## Stated task
Retype the records below exactly as they appear, but leave out any pictures.

## Listed records
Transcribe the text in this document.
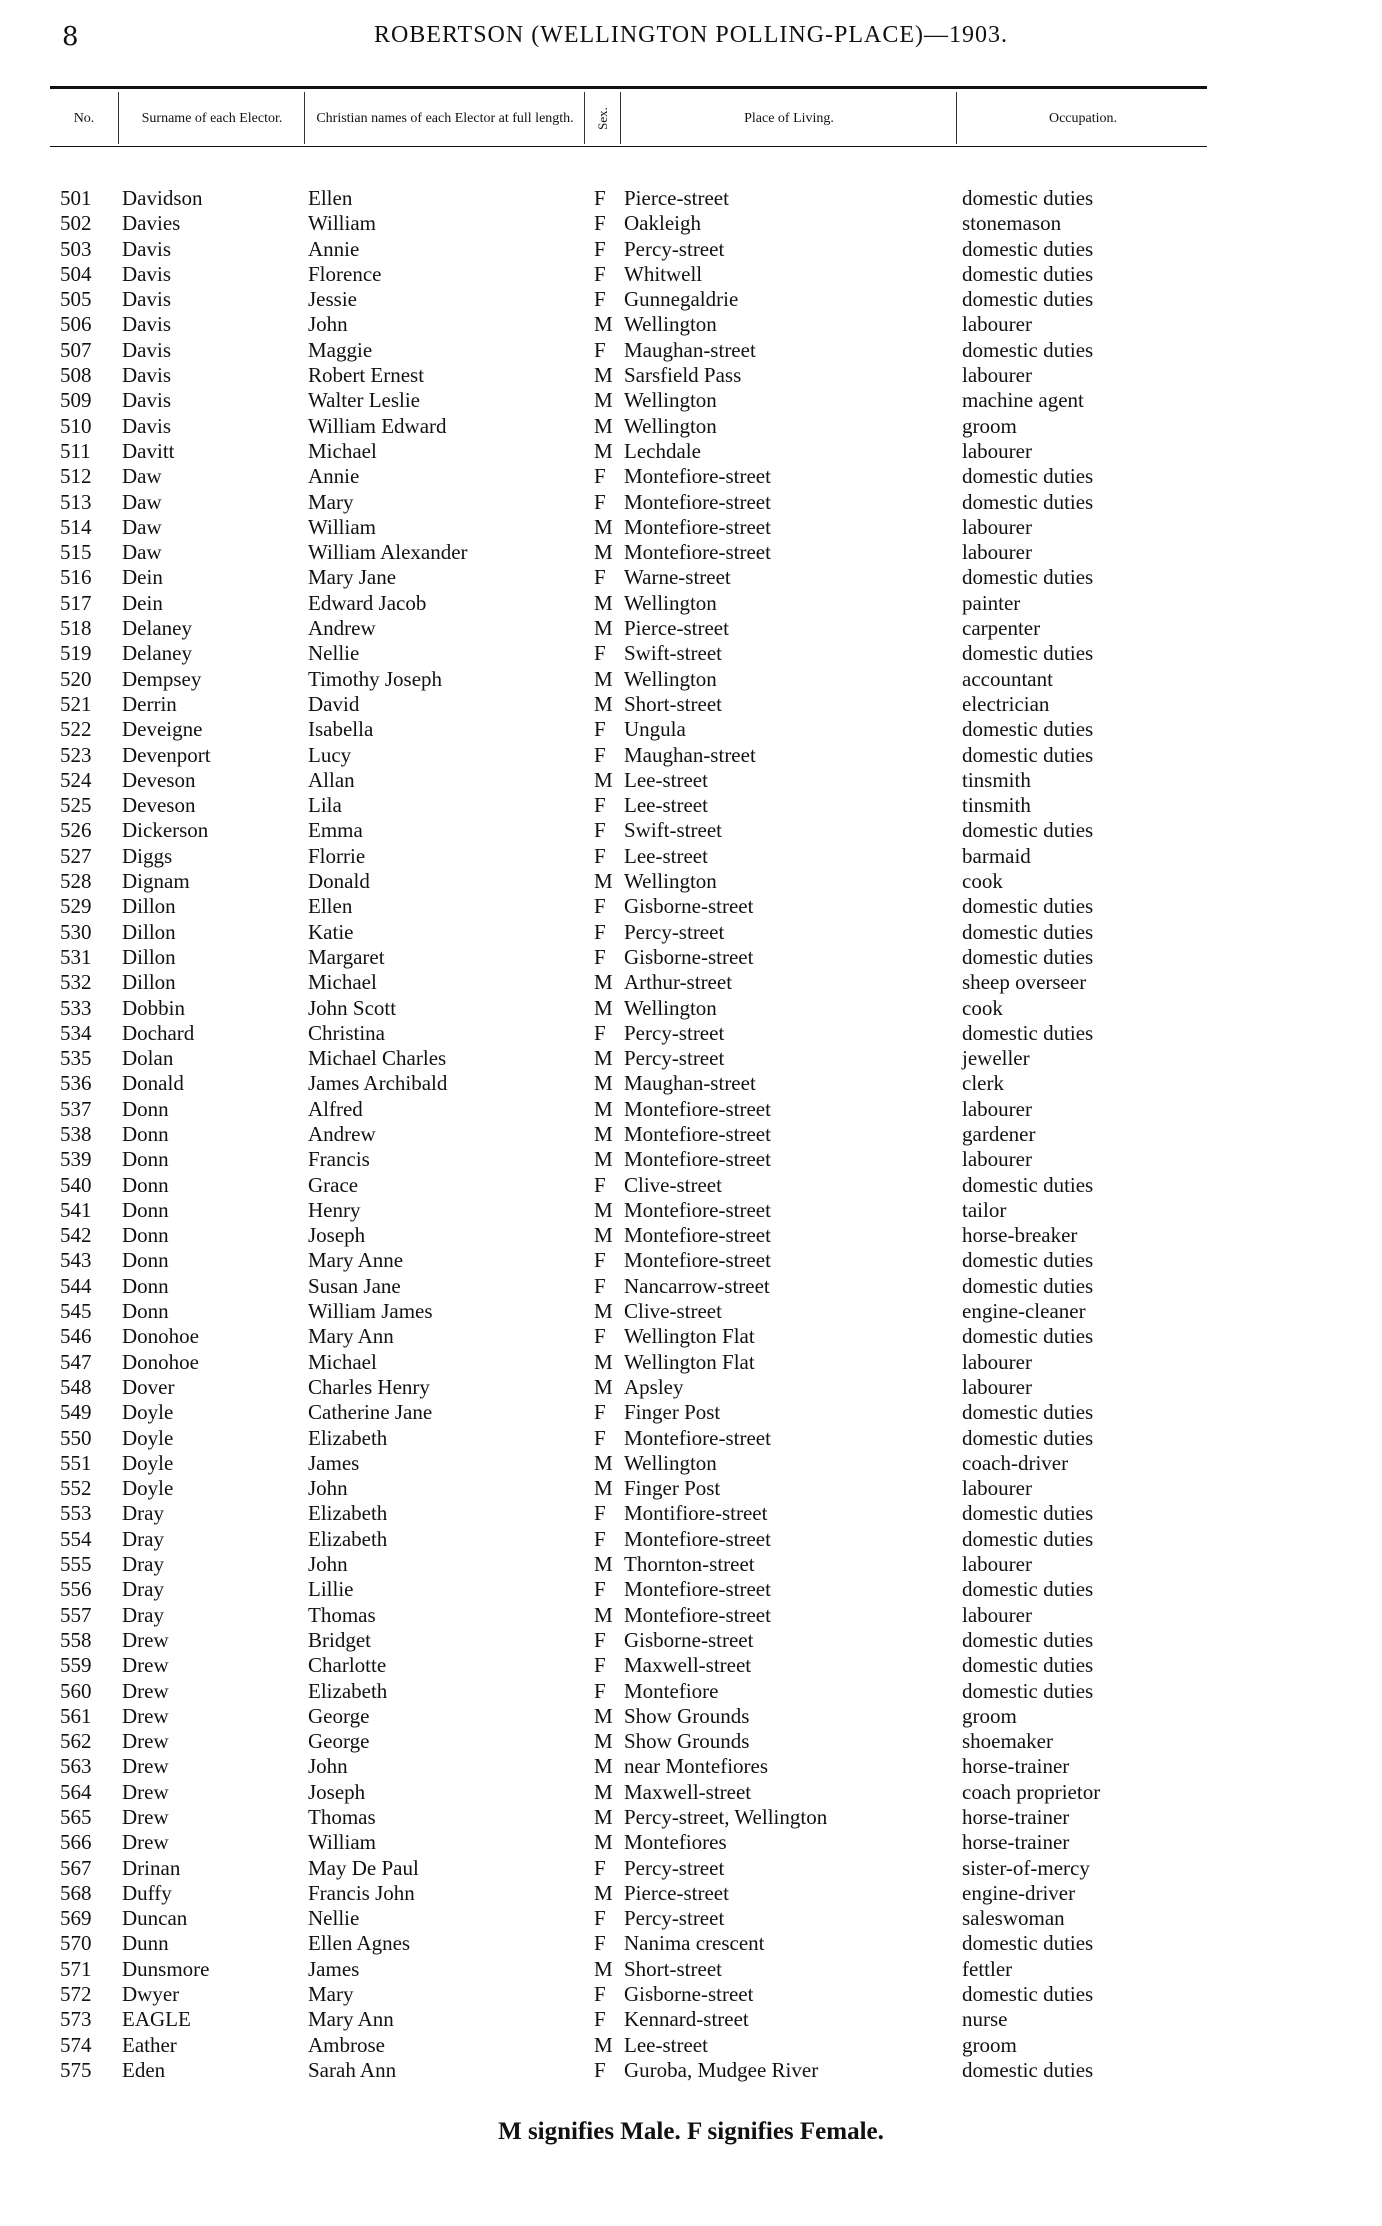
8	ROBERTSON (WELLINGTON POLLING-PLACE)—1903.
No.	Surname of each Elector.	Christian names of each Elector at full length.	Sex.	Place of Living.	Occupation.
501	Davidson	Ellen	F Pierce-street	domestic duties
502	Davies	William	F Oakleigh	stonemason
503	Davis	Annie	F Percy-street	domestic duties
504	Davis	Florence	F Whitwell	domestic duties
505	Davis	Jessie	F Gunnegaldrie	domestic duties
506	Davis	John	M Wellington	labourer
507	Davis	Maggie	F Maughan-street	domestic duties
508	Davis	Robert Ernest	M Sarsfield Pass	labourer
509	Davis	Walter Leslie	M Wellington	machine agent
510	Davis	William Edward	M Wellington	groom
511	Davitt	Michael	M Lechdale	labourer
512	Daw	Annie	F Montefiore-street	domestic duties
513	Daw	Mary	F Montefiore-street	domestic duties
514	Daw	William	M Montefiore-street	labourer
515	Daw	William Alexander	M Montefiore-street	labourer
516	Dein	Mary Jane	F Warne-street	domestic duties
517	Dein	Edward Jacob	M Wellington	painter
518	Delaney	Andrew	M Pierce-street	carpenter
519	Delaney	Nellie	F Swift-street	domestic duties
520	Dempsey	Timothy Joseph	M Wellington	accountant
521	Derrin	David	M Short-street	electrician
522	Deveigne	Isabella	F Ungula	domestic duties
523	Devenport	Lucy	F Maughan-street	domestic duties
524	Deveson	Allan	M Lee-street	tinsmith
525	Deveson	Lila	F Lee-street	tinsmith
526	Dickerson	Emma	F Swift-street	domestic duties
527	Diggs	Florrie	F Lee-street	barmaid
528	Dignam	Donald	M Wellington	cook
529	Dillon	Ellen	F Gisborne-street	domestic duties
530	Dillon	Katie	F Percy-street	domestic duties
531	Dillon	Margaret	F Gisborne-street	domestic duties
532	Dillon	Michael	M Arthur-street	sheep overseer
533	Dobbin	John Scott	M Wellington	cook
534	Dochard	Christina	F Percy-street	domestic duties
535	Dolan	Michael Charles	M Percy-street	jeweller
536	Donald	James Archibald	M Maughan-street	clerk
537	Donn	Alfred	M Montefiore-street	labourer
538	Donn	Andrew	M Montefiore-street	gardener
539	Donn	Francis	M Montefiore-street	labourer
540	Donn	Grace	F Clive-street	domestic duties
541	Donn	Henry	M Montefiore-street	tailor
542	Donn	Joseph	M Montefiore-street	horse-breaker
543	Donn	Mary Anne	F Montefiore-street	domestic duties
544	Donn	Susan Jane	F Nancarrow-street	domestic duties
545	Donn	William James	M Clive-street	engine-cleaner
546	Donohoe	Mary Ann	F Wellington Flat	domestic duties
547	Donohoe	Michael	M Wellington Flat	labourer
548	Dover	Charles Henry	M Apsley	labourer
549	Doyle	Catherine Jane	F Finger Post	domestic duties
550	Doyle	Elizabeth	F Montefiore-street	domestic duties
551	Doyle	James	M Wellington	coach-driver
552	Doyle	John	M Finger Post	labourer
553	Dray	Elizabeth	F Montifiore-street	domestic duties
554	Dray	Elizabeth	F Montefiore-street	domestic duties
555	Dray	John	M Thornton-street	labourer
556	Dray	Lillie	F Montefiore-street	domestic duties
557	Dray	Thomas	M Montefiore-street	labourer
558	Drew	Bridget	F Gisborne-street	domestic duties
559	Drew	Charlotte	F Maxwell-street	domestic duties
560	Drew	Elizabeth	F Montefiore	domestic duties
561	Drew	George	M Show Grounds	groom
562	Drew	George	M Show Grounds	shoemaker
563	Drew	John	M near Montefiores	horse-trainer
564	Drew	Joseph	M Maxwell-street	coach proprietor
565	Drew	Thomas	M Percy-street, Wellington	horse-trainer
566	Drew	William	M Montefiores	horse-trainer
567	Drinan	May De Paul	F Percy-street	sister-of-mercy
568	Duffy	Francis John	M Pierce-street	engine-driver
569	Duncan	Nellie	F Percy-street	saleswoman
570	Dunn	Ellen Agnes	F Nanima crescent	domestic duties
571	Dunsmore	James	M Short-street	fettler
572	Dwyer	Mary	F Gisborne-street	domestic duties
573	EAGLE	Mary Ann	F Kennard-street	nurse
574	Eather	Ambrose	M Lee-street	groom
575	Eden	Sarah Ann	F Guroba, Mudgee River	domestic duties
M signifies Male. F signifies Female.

## Solution for this exercise
Transcribe the text in this document.
8	ROBERTSON (WELLINGTON POLLING-PLACE)—1903.
No.	Surname of each Elector.	Christian names of each Elector at full length.	Sex.	Place of Living.	Occupation.
501	Davidson	Ellen	F Pierce-street	domestic duties
502	Davies	William	F Oakleigh	stonemason
503	Davis	Annie	F Percy-street	domestic duties
504	Davis	Florence	F Whitwell	domestic duties
505	Davis	Jessie	F Gunnegaldrie	domestic duties
506	Davis	John	M Wellington	labourer
507	Davis	Maggie	F Maughan-street	domestic duties
508	Davis	Robert Ernest	M Sarsfield Pass	labourer
509	Davis	Walter Leslie	M Wellington	machine agent
510	Davis	William Edward	M Wellington	groom
511	Davitt	Michael	M Lechdale	labourer
512	Daw	Annie	F Montefiore-street	domestic duties
513	Daw	Mary	F Montefiore-street	domestic duties
514	Daw	William	M Montefiore-street	labourer
515	Daw	William Alexander	M Montefiore-street	labourer
516	Dein	Mary Jane	F Warne-street	domestic duties
517	Dein	Edward Jacob	M Wellington	painter
518	Delaney	Andrew	M Pierce-street	carpenter
519	Delaney	Nellie	F Swift-street	domestic duties
520	Dempsey	Timothy Joseph	M Wellington	accountant
521	Derrin	David	M Short-street	electrician
522	Deveigne	Isabella	F Ungula	domestic duties
523	Devenport	Lucy	F Maughan-street	domestic duties
524	Deveson	Allan	M Lee-street	tinsmith
525	Deveson	Lila	F Lee-street	tinsmith
526	Dickerson	Emma	F Swift-street	domestic duties
527	Diggs	Florrie	F Lee-street	barmaid
528	Dignam	Donald	M Wellington	cook
529	Dillon	Ellen	F Gisborne-street	domestic duties
530	Dillon	Katie	F Percy-street	domestic duties
531	Dillon	Margaret	F Gisborne-street	domestic duties
532	Dillon	Michael	M Arthur-street	sheep overseer
533	Dobbin	John Scott	M Wellington	cook
534	Dochard	Christina	F Percy-street	domestic duties
535	Dolan	Michael Charles	M Percy-street	jeweller
536	Donald	James Archibald	M Maughan-street	clerk
537	Donn	Alfred	M Montefiore-street	labourer
538	Donn	Andrew	M Montefiore-street	gardener
539	Donn	Francis	M Montefiore-street	labourer
540	Donn	Grace	F Clive-street	domestic duties
541	Donn	Henry	M Montefiore-street	tailor
542	Donn	Joseph	M Montefiore-street	horse-breaker
543	Donn	Mary Anne	F Montefiore-street	domestic duties
544	Donn	Susan Jane	F Nancarrow-street	domestic duties
545	Donn	William James	M Clive-street	engine-cleaner
546	Donohoe	Mary Ann	F Wellington Flat	domestic duties
547	Donohoe	Michael	M Wellington Flat	labourer
548	Dover	Charles Henry	M Apsley	labourer
549	Doyle	Catherine Jane	F Finger Post	domestic duties
550	Doyle	Elizabeth	F Montefiore-street	domestic duties
551	Doyle	James	M Wellington	coach-driver
552	Doyle	John	M Finger Post	labourer
553	Dray	Elizabeth	F Montifiore-street	domestic duties
554	Dray	Elizabeth	F Montefiore-street	domestic duties
555	Dray	John	M Thornton-street	labourer
556	Dray	Lillie	F Montefiore-street	domestic duties
557	Dray	Thomas	M Montefiore-street	labourer
558	Drew	Bridget	F Gisborne-street	domestic duties
559	Drew	Charlotte	F Maxwell-street	domestic duties
560	Drew	Elizabeth	F Montefiore	domestic duties
561	Drew	George	M Show Grounds	groom
562	Drew	George	M Show Grounds	shoemaker
563	Drew	John	M near Montefiores	horse-trainer
564	Drew	Joseph	M Maxwell-street	coach proprietor
565	Drew	Thomas	M Percy-street, Wellington	horse-trainer
566	Drew	William	M Montefiores	horse-trainer
567	Drinan	May De Paul	F Percy-street	sister-of-mercy
568	Duffy	Francis John	M Pierce-street	engine-driver
569	Duncan	Nellie	F Percy-street	saleswoman
570	Dunn	Ellen Agnes	F Nanima crescent	domestic duties
571	Dunsmore	James	M Short-street	fettler
572	Dwyer	Mary	F Gisborne-street	domestic duties
573	EAGLE	Mary Ann	F Kennard-street	nurse
574	Eather	Ambrose	M Lee-street	groom
575	Eden	Sarah Ann	F Guroba, Mudgee River	domestic duties
M signifies Male. F signifies Female.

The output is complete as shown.